begin Records
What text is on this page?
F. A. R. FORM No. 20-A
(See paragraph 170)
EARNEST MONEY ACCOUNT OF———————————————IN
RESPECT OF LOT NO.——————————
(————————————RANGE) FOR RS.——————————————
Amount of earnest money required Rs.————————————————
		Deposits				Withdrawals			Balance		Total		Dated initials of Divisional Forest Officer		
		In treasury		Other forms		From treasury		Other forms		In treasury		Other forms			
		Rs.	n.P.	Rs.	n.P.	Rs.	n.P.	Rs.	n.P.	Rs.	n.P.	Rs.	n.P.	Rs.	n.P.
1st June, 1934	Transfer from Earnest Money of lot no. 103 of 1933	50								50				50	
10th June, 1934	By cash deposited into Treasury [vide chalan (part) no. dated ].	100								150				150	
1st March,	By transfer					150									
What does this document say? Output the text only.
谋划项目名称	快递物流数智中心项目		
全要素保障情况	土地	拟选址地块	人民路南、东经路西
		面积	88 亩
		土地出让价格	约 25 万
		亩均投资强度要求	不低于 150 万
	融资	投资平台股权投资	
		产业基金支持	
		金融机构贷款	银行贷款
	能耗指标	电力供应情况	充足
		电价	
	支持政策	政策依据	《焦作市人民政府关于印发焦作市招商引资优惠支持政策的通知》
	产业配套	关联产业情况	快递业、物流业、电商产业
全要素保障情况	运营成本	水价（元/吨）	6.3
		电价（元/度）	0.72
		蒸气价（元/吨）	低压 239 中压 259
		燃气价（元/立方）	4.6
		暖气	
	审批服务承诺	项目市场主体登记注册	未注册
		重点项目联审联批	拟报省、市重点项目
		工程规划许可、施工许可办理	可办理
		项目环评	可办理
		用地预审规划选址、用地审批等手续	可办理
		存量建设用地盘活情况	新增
end Records
From the listing above, copy every line that holds the string "What".

**Written answer**
What text is on this page?
What does this document say? Output the text only.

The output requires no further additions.